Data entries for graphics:
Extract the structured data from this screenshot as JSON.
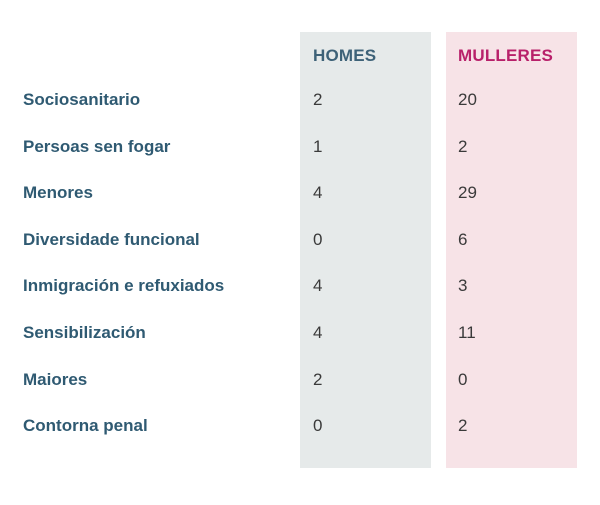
{
  "chart_data": {
    "type": "table",
    "columns": [
      "HOMES",
      "MULLERES"
    ],
    "rows": [
      {
        "label": "Sociosanitario",
        "homes": "2",
        "mulleres": "20"
      },
      {
        "label": "Persoas sen fogar",
        "homes": "1",
        "mulleres": "2"
      },
      {
        "label": "Menores",
        "homes": "4",
        "mulleres": "29"
      },
      {
        "label": "Diversidade funcional",
        "homes": "0",
        "mulleres": "6"
      },
      {
        "label": "Inmigración e refuxiados",
        "homes": "4",
        "mulleres": "3"
      },
      {
        "label": "Sensibilización",
        "homes": "4",
        "mulleres": "11"
      },
      {
        "label": "Maiores",
        "homes": "2",
        "mulleres": "0"
      },
      {
        "label": "Contorna penal",
        "homes": "0",
        "mulleres": "2"
      }
    ],
    "colors": {
      "homes_header": "#3e6278",
      "mulleres_header": "#b8206a",
      "homes_bg": "#e6eaea",
      "mulleres_bg": "#f7e3e7",
      "row_label": "#2f5a72",
      "value": "#3a3a3a"
    }
  }
}
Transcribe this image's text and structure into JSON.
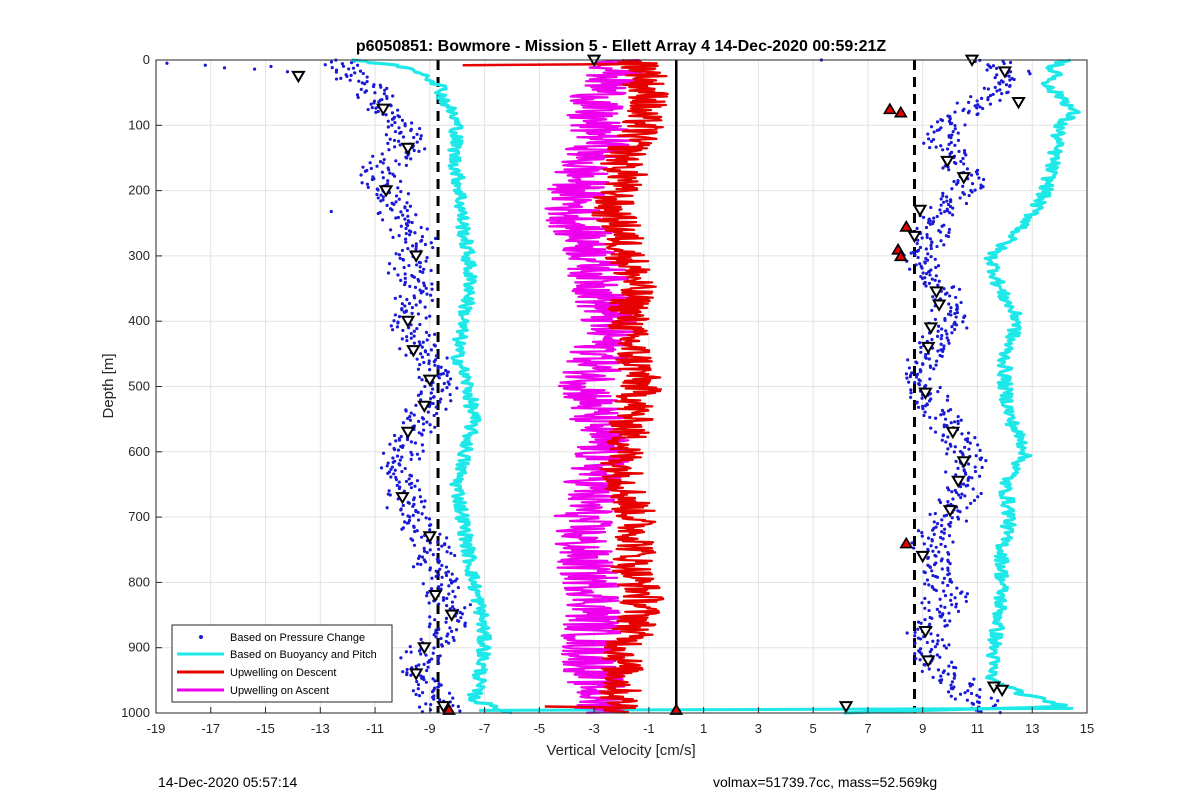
{
  "chart_data": {
    "type": "scatter",
    "title": "p6050851: Bowmore - Mission 5 - Ellett Array 4 14-Dec-2020 00:59:21Z",
    "xlabel": "Vertical Velocity [cm/s]",
    "ylabel": "Depth [m]",
    "xlim": [
      -19,
      15
    ],
    "ylim": [
      0,
      1000
    ],
    "y_reversed": true,
    "x_ticks": [
      -19,
      -17,
      -15,
      -13,
      -11,
      -9,
      -7,
      -5,
      -3,
      -1,
      1,
      3,
      5,
      7,
      9,
      11,
      13,
      15
    ],
    "y_ticks": [
      0,
      100,
      200,
      300,
      400,
      500,
      600,
      700,
      800,
      900,
      1000
    ],
    "grid": true,
    "legend_position": "bottom-left",
    "reference_lines": [
      {
        "x": -8.7,
        "style": "dashed",
        "color": "#000000"
      },
      {
        "x": 8.7,
        "style": "dashed",
        "color": "#000000"
      },
      {
        "x": 0,
        "style": "solid",
        "color": "#000000"
      }
    ],
    "series": [
      {
        "name": "Based on Pressure Change",
        "style": "points",
        "color": "#1a1ad6",
        "profiles": [
          {
            "depth": [
              0,
              20,
              50,
              80,
              100,
              130,
              160,
              190,
              220,
              250,
              280,
              300,
              330,
              360,
              400,
              430,
              460,
              490,
              520,
              550,
              580,
              620,
              660,
              700,
              740,
              780,
              820,
              850,
              880,
              910,
              940,
              970,
              1000
            ],
            "velocity": [
              -12.5,
              -12.0,
              -11.0,
              -10.5,
              -10.2,
              -9.8,
              -10.6,
              -10.8,
              -10.3,
              -10.0,
              -9.5,
              -9.8,
              -9.6,
              -9.3,
              -9.8,
              -9.6,
              -9.0,
              -8.7,
              -8.9,
              -9.3,
              -9.7,
              -10.2,
              -10.0,
              -9.5,
              -9.0,
              -8.8,
              -8.4,
              -8.2,
              -8.6,
              -9.2,
              -9.4,
              -8.9,
              -8.4
            ]
          },
          {
            "depth": [
              0,
              20,
              50,
              80,
              100,
              130,
              160,
              190,
              220,
              250,
              280,
              300,
              330,
              360,
              400,
              430,
              460,
              490,
              520,
              550,
              580,
              620,
              660,
              700,
              740,
              780,
              820,
              850,
              880,
              910,
              940,
              970,
              1000
            ],
            "velocity": [
              11.5,
              12.2,
              11.6,
              10.5,
              9.8,
              9.6,
              10.2,
              10.6,
              9.8,
              9.4,
              9.0,
              8.8,
              9.3,
              9.8,
              10.0,
              9.6,
              9.2,
              8.9,
              9.2,
              9.8,
              10.3,
              10.6,
              10.4,
              9.9,
              9.4,
              9.6,
              10.0,
              9.5,
              9.1,
              9.3,
              9.8,
              10.6,
              11.4
            ]
          }
        ]
      },
      {
        "name": "Based on Buoyancy and Pitch",
        "style": "line",
        "color": "#1fe8e8",
        "profiles": [
          {
            "depth": [
              0,
              10,
              20,
              40,
              60,
              80,
              100,
              150,
              200,
              250,
              300,
              350,
              400,
              450,
              500,
              550,
              600,
              650,
              700,
              750,
              800,
              850,
              900,
              950,
              980,
              1000
            ],
            "velocity": [
              -11.8,
              -10.0,
              -9.2,
              -8.6,
              -8.5,
              -8.2,
              -8.0,
              -8.1,
              -7.9,
              -7.8,
              -7.6,
              -7.5,
              -7.8,
              -8.0,
              -7.6,
              -7.4,
              -7.7,
              -8.0,
              -7.8,
              -7.6,
              -7.4,
              -7.1,
              -7.0,
              -7.2,
              -7.4,
              -6.0
            ]
          },
          {
            "depth": [
              0,
              10,
              20,
              40,
              60,
              80,
              100,
              150,
              200,
              250,
              300,
              350,
              400,
              450,
              500,
              550,
              600,
              650,
              700,
              750,
              800,
              850,
              900,
              950,
              970,
              990,
              1000
            ],
            "velocity": [
              14.5,
              13.5,
              14.0,
              13.5,
              14.2,
              14.5,
              14.0,
              13.8,
              13.5,
              12.8,
              11.5,
              11.8,
              12.5,
              12.0,
              12.0,
              12.2,
              12.8,
              12.0,
              12.2,
              11.9,
              11.9,
              11.8,
              11.6,
              11.5,
              12.6,
              14.2,
              6.0
            ]
          }
        ]
      },
      {
        "name": "Upwelling on Descent",
        "style": "line",
        "color": "#e60000",
        "depth": [
          0,
          20,
          40,
          60,
          80,
          100,
          120,
          140,
          160,
          180,
          200,
          230,
          260,
          300,
          340,
          380,
          420,
          460,
          500,
          540,
          580,
          620,
          660,
          700,
          740,
          780,
          820,
          860,
          900,
          940,
          980,
          1000
        ],
        "velocity": [
          -1.5,
          -1.0,
          -1.2,
          -0.9,
          -1.4,
          -1.2,
          -1.5,
          -1.8,
          -2.0,
          -1.8,
          -2.2,
          -2.4,
          -2.0,
          -1.8,
          -1.5,
          -1.7,
          -1.8,
          -1.5,
          -1.3,
          -1.6,
          -1.8,
          -2.0,
          -1.8,
          -1.5,
          -1.4,
          -1.6,
          -1.2,
          -1.4,
          -1.9,
          -2.0,
          -2.1,
          -1.8
        ]
      },
      {
        "name": "Upwelling on Ascent",
        "style": "line",
        "color": "#ee00ee",
        "depth": [
          0,
          20,
          40,
          60,
          80,
          100,
          120,
          140,
          160,
          180,
          200,
          230,
          260,
          300,
          340,
          380,
          420,
          460,
          500,
          540,
          580,
          620,
          660,
          700,
          740,
          780,
          820,
          860,
          900,
          940,
          980,
          1000
        ],
        "velocity": [
          -2.0,
          -2.2,
          -2.6,
          -2.8,
          -3.2,
          -3.0,
          -2.6,
          -3.0,
          -3.4,
          -3.5,
          -3.6,
          -3.8,
          -3.5,
          -3.0,
          -2.8,
          -2.6,
          -2.5,
          -2.9,
          -3.2,
          -3.0,
          -2.7,
          -2.8,
          -3.1,
          -3.4,
          -3.5,
          -3.3,
          -2.9,
          -3.0,
          -3.2,
          -3.0,
          -2.8,
          -2.5
        ]
      }
    ],
    "markers": {
      "down_triangles": [
        {
          "x": -13.8,
          "y": 25
        },
        {
          "x": -3.0,
          "y": 0
        },
        {
          "x": 10.8,
          "y": 0
        },
        {
          "x": 12.0,
          "y": 18
        },
        {
          "x": 12.5,
          "y": 65
        },
        {
          "x": -10.7,
          "y": 75
        },
        {
          "x": -9.8,
          "y": 135
        },
        {
          "x": 9.9,
          "y": 155
        },
        {
          "x": 10.5,
          "y": 180
        },
        {
          "x": -10.6,
          "y": 200
        },
        {
          "x": 8.9,
          "y": 230
        },
        {
          "x": 8.7,
          "y": 270
        },
        {
          "x": -9.5,
          "y": 300
        },
        {
          "x": 9.5,
          "y": 355
        },
        {
          "x": 9.6,
          "y": 375
        },
        {
          "x": -9.8,
          "y": 400
        },
        {
          "x": 9.3,
          "y": 410
        },
        {
          "x": -9.6,
          "y": 445
        },
        {
          "x": 9.2,
          "y": 440
        },
        {
          "x": -9.0,
          "y": 490
        },
        {
          "x": 9.1,
          "y": 510
        },
        {
          "x": -9.2,
          "y": 530
        },
        {
          "x": -9.8,
          "y": 570
        },
        {
          "x": 10.1,
          "y": 570
        },
        {
          "x": 10.5,
          "y": 615
        },
        {
          "x": -10.0,
          "y": 670
        },
        {
          "x": 10.3,
          "y": 645
        },
        {
          "x": 10.0,
          "y": 690
        },
        {
          "x": -9.0,
          "y": 730
        },
        {
          "x": 9.0,
          "y": 760
        },
        {
          "x": -8.8,
          "y": 820
        },
        {
          "x": -8.2,
          "y": 850
        },
        {
          "x": 9.1,
          "y": 875
        },
        {
          "x": -9.2,
          "y": 900
        },
        {
          "x": 9.2,
          "y": 920
        },
        {
          "x": -9.5,
          "y": 940
        },
        {
          "x": 11.6,
          "y": 960
        },
        {
          "x": 11.9,
          "y": 965
        },
        {
          "x": -8.5,
          "y": 990
        },
        {
          "x": 6.2,
          "y": 990
        }
      ],
      "up_triangles": [
        {
          "x": 7.8,
          "y": 75
        },
        {
          "x": 8.2,
          "y": 80
        },
        {
          "x": 8.4,
          "y": 255
        },
        {
          "x": 8.1,
          "y": 290
        },
        {
          "x": 8.2,
          "y": 300
        },
        {
          "x": 8.4,
          "y": 740
        },
        {
          "x": -8.3,
          "y": 995
        },
        {
          "x": 0.0,
          "y": 995
        }
      ]
    },
    "footer_left": "14-Dec-2020 05:57:14",
    "footer_right": "volmax=51739.7cc, mass=52.569kg"
  }
}
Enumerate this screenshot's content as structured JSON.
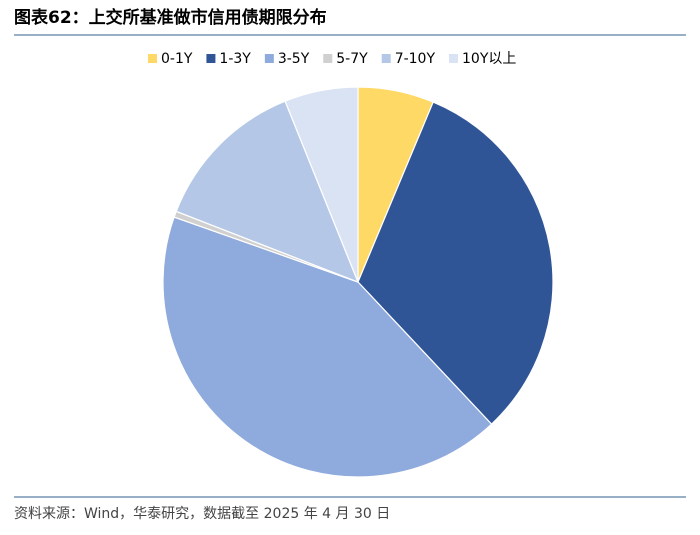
{
  "chart_data": {
    "type": "pie",
    "title": "图表62：上交所基准做市信用债期限分布",
    "source": "资料来源：Wind，华泰研究，数据截至 2025 年 4 月 30 日",
    "categories": [
      "0-1Y",
      "1-3Y",
      "3-5Y",
      "5-7Y",
      "7-10Y",
      "10Y以上"
    ],
    "values": [
      6.3,
      31.7,
      42.4,
      0.5,
      13.0,
      6.1
    ],
    "colors": [
      "#FFD966",
      "#2F5597",
      "#8FAADC",
      "#D0D0D0",
      "#B4C7E7",
      "#DAE3F3"
    ],
    "legend": "top"
  }
}
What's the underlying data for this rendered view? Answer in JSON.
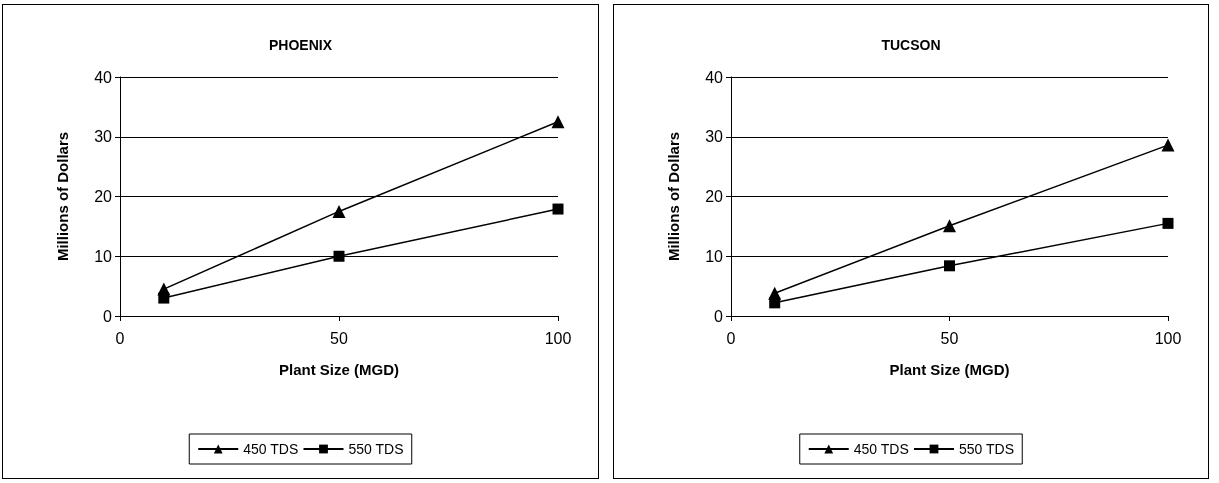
{
  "chart_data": [
    {
      "type": "line",
      "title": "PHOENIX",
      "xlabel": "Plant Size (MGD)",
      "ylabel": "Millions of Dollars",
      "x": [
        10,
        50,
        100
      ],
      "xlim": [
        0,
        100
      ],
      "xticks": [
        0,
        50,
        100
      ],
      "ylim": [
        0,
        40
      ],
      "yticks": [
        0,
        10,
        20,
        30,
        40
      ],
      "grid": "y",
      "legend": "bottom",
      "line_style": "solid",
      "series": [
        {
          "name": "450 TDS",
          "color": "#000000",
          "marker": "triangle",
          "values": [
            4.5,
            17.5,
            32.5
          ]
        },
        {
          "name": "550 TDS",
          "color": "#000000",
          "marker": "square",
          "values": [
            3.0,
            10.0,
            17.9
          ]
        }
      ]
    },
    {
      "type": "line",
      "title": "TUCSON",
      "xlabel": "Plant Size (MGD)",
      "ylabel": "Millions of Dollars",
      "x": [
        10,
        50,
        100
      ],
      "xlim": [
        0,
        100
      ],
      "xticks": [
        0,
        50,
        100
      ],
      "ylim": [
        0,
        40
      ],
      "yticks": [
        0,
        10,
        20,
        30,
        40
      ],
      "grid": "y",
      "legend": "bottom",
      "line_style": "solid",
      "series": [
        {
          "name": "450 TDS",
          "color": "#000000",
          "marker": "triangle",
          "values": [
            3.8,
            15.1,
            28.6
          ]
        },
        {
          "name": "550 TDS",
          "color": "#000000",
          "marker": "square",
          "values": [
            2.2,
            8.4,
            15.5
          ]
        }
      ]
    }
  ]
}
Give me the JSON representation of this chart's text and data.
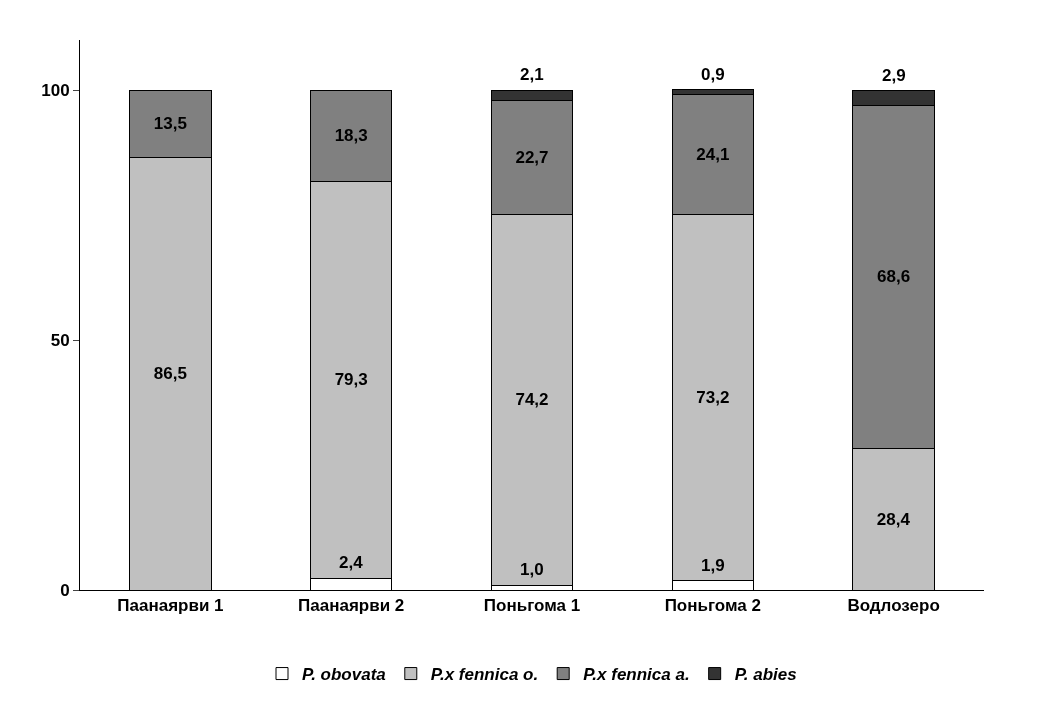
{
  "chart_data": {
    "type": "bar",
    "stacked": true,
    "categories": [
      "Паанаярви 1",
      "Паанаярви 2",
      "Поньгома 1",
      "Поньгома 2",
      "Водлозеро"
    ],
    "series": [
      {
        "name": "P. obovata",
        "color": "#ffffff",
        "values": [
          null,
          2.4,
          1.0,
          1.9,
          null
        ],
        "value_labels": [
          null,
          "2,4",
          "1,0",
          "1,9",
          null
        ]
      },
      {
        "name": "P.x fennica o.",
        "color": "#c0c0c0",
        "values": [
          86.5,
          79.3,
          74.2,
          73.2,
          28.4
        ],
        "value_labels": [
          "86,5",
          "79,3",
          "74,2",
          "73,2",
          "28,4"
        ]
      },
      {
        "name": "P.x fennica a.",
        "color": "#808080",
        "values": [
          13.5,
          18.3,
          22.7,
          24.1,
          68.6
        ],
        "value_labels": [
          "13,5",
          "18,3",
          "22,7",
          "24,1",
          "68,6"
        ]
      },
      {
        "name": "P. abies",
        "color": "#333333",
        "values": [
          null,
          null,
          2.1,
          0.9,
          2.9
        ],
        "value_labels": [
          null,
          null,
          "2,1",
          "0,9",
          "2,9"
        ]
      }
    ],
    "ylim": [
      0,
      110
    ],
    "yticks": [
      0,
      50,
      100
    ],
    "grid": false,
    "legend": "bottom"
  }
}
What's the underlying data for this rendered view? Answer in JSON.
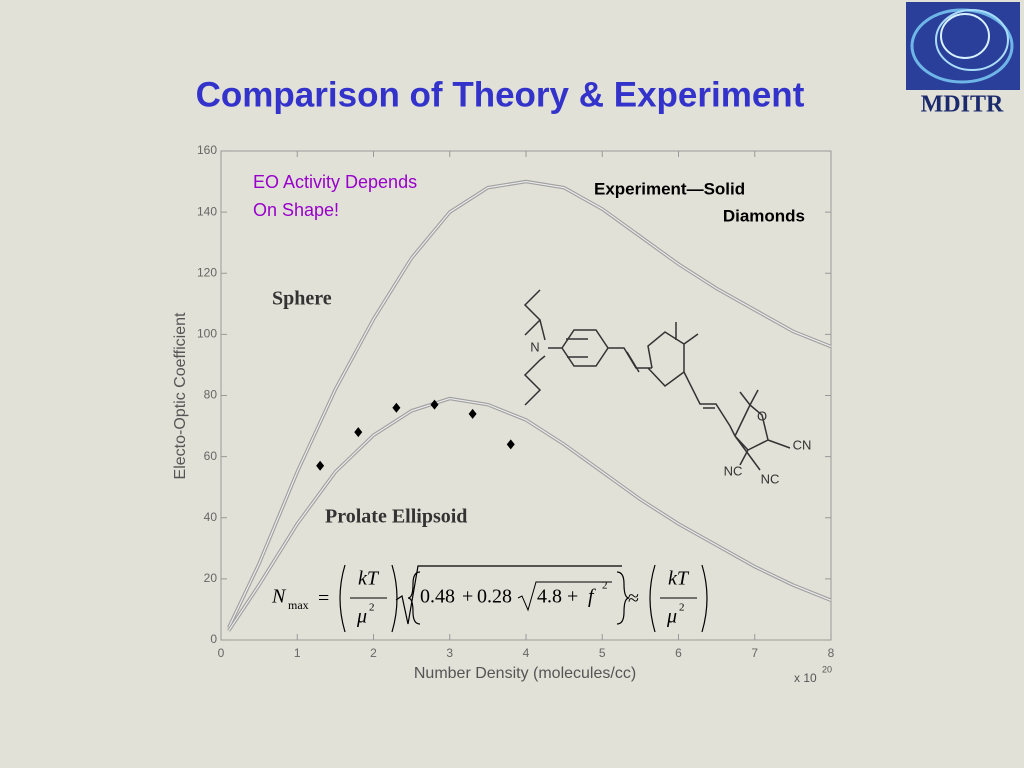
{
  "header": {
    "title": "Comparison of Theory & Experiment",
    "logo": "MDITR"
  },
  "chart_data": {
    "type": "line",
    "xlabel": "Number Density (molecules/cc)",
    "ylabel": "Electo-Optic Coefficient",
    "x_multiplier": "x 10",
    "x_multiplier_exponent": "20",
    "xlim": [
      0,
      8
    ],
    "xticks": [
      0,
      1,
      2,
      3,
      4,
      5,
      6,
      7,
      8
    ],
    "ylim": [
      0,
      160
    ],
    "yticks": [
      0,
      20,
      40,
      60,
      80,
      100,
      120,
      140,
      160
    ],
    "grid": false,
    "series": [
      {
        "name": "Sphere",
        "type": "line",
        "color": "#a0a0a0",
        "x": [
          0.1,
          0.5,
          1,
          1.5,
          2,
          2.5,
          3,
          3.5,
          4,
          4.5,
          5,
          5.5,
          6,
          6.5,
          7,
          7.5,
          8
        ],
        "values": [
          4,
          25,
          55,
          82,
          105,
          125,
          140,
          148,
          150,
          148,
          141,
          132,
          123,
          115,
          108,
          101,
          96
        ]
      },
      {
        "name": "Prolate Ellipsoid",
        "type": "line",
        "color": "#a0a0a0",
        "x": [
          0.1,
          0.5,
          1,
          1.5,
          2,
          2.5,
          3,
          3.5,
          4,
          4.5,
          5,
          5.5,
          6,
          6.5,
          7,
          7.5,
          8
        ],
        "values": [
          3,
          18,
          38,
          55,
          67,
          75,
          79,
          77,
          72,
          64,
          55,
          46,
          38,
          31,
          24,
          18,
          13
        ]
      },
      {
        "type": "scatter",
        "color": "#000000",
        "x": [
          1.3,
          1.8,
          2.3,
          2.8,
          3.3,
          3.8
        ],
        "values": [
          57,
          68,
          76,
          77,
          74,
          64
        ]
      }
    ],
    "annotations": {
      "eo_line1": "EO Activity Depends",
      "eo_line2": "On Shape!",
      "exp_line1": "Experiment—Solid",
      "exp_line2": "Diamonds"
    },
    "equation": {
      "lhs": "N",
      "lhs_sub": "max",
      "equals": "=",
      "numerator": "kT",
      "denominator": "μ",
      "power": "2",
      "c1": "0.48",
      "plus": "+",
      "c2": "0.28",
      "c3": "4.8",
      "f": "f",
      "approx": "≈"
    },
    "molecule": {
      "amine": "N",
      "oxygen": "O",
      "cyano1": "CN",
      "cyano2": "NC",
      "cyano3": "NC"
    }
  }
}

» **GIVEN PROBLEM**: Pick out the lines above that hold the string "true" and show them.

» **WORKED ANSWER**:
    "y_reversed": true,
    "grid": true,
    "stacked": true,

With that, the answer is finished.